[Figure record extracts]
<<<<
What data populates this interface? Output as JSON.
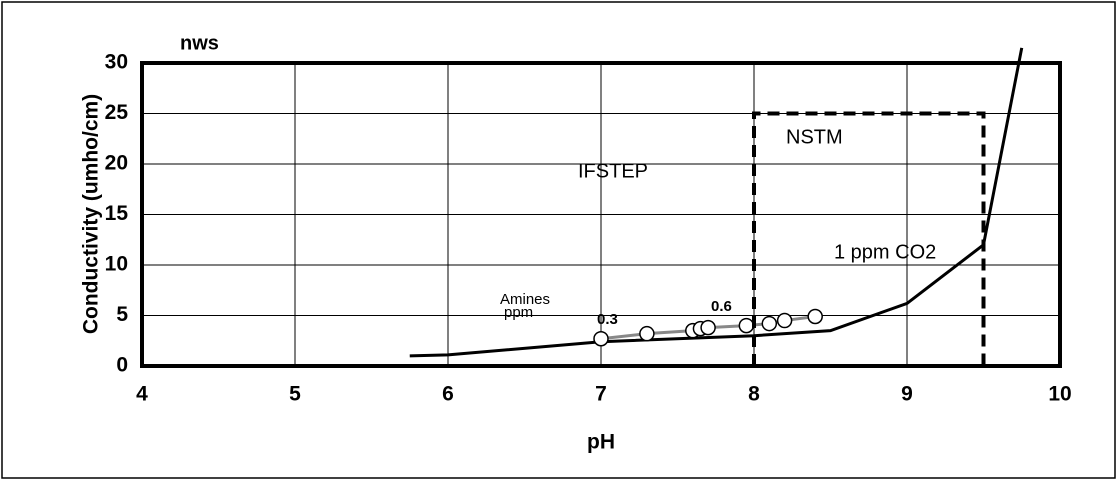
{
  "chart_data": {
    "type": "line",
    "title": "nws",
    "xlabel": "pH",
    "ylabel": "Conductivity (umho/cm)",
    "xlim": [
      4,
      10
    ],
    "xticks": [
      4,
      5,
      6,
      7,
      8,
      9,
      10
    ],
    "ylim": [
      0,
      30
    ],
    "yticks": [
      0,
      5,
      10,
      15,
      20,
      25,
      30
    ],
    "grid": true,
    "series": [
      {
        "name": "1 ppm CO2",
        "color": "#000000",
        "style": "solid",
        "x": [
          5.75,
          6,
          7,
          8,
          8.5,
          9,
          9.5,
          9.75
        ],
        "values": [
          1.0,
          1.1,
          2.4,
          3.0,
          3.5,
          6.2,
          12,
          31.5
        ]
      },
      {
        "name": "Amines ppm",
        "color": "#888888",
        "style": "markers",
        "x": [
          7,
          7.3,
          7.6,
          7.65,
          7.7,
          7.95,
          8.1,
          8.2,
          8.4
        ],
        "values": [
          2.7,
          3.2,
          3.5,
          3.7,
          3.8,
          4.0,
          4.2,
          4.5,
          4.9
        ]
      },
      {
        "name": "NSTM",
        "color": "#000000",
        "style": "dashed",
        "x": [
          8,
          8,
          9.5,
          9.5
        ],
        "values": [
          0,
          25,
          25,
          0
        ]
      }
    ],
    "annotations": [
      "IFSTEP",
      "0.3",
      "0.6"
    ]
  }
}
>>>>
<<<<
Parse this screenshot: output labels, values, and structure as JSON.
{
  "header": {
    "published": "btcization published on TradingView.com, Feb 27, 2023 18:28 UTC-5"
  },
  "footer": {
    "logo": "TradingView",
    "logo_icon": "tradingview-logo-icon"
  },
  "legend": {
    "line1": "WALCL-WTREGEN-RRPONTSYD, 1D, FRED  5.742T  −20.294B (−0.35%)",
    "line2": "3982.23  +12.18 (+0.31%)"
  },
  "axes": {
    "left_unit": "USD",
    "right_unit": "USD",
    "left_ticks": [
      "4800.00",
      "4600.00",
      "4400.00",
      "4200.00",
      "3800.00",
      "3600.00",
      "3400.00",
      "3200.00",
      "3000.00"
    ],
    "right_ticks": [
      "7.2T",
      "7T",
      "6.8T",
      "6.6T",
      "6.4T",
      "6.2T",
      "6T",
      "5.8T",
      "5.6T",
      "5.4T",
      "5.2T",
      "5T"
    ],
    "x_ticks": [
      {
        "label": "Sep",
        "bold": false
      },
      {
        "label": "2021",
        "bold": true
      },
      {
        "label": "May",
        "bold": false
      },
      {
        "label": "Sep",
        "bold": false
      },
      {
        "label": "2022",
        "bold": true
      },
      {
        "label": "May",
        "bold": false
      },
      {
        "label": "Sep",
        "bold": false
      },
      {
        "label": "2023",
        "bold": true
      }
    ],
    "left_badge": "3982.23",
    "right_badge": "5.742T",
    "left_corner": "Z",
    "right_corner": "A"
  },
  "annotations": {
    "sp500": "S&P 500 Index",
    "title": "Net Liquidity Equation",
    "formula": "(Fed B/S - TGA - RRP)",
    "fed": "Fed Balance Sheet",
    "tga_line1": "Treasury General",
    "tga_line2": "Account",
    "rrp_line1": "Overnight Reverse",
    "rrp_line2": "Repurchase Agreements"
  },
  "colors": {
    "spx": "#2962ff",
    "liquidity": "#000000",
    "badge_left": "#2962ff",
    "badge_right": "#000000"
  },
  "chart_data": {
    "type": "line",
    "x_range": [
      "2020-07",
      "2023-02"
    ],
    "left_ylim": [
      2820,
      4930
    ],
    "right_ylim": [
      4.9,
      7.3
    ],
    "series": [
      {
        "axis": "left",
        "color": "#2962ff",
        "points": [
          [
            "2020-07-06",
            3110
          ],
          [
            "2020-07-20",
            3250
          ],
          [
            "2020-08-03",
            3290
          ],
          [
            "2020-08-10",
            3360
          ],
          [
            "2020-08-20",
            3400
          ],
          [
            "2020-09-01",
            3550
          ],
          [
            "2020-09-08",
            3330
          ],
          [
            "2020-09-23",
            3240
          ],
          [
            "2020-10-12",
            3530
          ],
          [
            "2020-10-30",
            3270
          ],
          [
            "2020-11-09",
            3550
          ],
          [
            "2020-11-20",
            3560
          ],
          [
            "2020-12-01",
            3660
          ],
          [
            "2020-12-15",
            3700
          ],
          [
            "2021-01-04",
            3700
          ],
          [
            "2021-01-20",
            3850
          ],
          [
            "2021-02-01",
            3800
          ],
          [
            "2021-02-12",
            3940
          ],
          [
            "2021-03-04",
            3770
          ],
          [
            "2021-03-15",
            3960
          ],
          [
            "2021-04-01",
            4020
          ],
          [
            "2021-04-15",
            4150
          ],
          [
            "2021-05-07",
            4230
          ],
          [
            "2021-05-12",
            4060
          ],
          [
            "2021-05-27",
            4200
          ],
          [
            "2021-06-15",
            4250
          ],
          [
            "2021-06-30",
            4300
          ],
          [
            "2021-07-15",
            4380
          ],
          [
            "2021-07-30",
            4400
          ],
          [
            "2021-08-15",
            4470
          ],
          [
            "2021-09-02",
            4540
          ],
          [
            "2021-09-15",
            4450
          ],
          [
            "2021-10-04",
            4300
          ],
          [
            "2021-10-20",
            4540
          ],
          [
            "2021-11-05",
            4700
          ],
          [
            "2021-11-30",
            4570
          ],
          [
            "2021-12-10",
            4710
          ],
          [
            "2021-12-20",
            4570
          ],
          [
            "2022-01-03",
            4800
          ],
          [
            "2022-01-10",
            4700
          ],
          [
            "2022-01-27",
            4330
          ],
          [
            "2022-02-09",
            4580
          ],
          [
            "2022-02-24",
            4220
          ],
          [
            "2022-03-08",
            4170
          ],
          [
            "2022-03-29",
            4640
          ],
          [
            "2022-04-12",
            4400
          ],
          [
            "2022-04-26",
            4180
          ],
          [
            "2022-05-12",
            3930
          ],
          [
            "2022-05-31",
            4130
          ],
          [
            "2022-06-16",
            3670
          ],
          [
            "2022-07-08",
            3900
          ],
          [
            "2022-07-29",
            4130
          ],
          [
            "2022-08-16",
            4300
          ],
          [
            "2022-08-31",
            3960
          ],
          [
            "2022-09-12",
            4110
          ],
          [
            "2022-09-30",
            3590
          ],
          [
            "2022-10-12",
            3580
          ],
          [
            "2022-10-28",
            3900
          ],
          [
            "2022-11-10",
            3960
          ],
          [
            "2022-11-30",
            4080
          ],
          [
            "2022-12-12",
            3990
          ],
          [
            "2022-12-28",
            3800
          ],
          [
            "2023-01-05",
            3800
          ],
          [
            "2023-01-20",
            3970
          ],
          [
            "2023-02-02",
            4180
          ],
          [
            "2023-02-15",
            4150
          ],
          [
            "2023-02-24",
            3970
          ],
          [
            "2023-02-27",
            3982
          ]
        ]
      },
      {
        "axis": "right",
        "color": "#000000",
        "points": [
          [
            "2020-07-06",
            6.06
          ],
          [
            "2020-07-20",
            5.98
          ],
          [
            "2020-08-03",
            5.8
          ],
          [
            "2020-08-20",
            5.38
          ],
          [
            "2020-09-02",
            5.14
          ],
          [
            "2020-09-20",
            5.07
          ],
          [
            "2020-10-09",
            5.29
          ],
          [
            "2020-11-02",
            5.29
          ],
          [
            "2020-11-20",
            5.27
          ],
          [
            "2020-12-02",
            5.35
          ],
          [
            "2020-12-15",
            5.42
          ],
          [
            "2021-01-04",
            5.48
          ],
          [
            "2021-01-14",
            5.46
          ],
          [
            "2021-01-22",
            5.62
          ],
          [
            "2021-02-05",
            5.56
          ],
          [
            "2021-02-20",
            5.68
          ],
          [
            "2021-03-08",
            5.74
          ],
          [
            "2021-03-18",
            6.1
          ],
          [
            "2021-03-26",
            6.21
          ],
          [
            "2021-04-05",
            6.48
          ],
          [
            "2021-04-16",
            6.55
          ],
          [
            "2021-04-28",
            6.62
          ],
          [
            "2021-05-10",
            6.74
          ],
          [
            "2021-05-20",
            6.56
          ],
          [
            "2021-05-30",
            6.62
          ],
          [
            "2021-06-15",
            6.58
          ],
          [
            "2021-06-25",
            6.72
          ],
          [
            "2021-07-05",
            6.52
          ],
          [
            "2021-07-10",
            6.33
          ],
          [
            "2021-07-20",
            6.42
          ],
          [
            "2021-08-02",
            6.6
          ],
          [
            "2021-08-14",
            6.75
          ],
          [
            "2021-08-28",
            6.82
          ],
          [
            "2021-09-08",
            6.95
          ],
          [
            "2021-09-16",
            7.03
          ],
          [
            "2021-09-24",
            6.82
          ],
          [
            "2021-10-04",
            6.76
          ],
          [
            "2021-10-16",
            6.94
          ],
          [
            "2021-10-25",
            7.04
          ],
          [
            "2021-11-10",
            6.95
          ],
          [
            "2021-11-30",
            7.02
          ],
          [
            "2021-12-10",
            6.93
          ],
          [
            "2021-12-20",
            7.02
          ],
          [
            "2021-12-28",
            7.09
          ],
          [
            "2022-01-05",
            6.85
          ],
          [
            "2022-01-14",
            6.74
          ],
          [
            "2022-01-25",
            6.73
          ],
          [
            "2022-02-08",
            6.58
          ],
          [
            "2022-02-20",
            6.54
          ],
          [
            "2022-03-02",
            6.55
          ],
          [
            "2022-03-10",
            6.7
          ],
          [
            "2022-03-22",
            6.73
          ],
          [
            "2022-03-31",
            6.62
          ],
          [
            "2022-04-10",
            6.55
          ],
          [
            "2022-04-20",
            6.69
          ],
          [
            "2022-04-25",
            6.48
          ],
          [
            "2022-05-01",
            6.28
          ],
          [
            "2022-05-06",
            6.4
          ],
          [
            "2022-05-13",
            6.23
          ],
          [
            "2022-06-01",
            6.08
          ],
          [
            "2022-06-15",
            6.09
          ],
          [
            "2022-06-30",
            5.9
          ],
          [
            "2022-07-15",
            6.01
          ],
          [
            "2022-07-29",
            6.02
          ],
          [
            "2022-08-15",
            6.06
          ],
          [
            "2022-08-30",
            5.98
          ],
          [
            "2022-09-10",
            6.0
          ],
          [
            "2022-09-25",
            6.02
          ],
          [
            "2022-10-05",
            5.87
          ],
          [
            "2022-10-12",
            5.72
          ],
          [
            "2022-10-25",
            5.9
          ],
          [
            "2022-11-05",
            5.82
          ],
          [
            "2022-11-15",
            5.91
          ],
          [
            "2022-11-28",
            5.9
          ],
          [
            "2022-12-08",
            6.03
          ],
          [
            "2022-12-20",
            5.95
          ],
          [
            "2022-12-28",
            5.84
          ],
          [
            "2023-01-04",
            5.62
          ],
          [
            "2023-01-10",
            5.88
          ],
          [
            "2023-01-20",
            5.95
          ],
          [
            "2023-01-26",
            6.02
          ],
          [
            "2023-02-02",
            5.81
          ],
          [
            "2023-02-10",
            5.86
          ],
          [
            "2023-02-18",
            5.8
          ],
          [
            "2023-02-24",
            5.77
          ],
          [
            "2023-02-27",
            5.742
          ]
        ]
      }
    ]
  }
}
>>>>
THE PROBLEM:
Locate each line with the word "logo" and copy it.

PROBLEM SOLUTION:
    "logo": "TradingView",
    "logo_icon": "tradingview-logo-icon"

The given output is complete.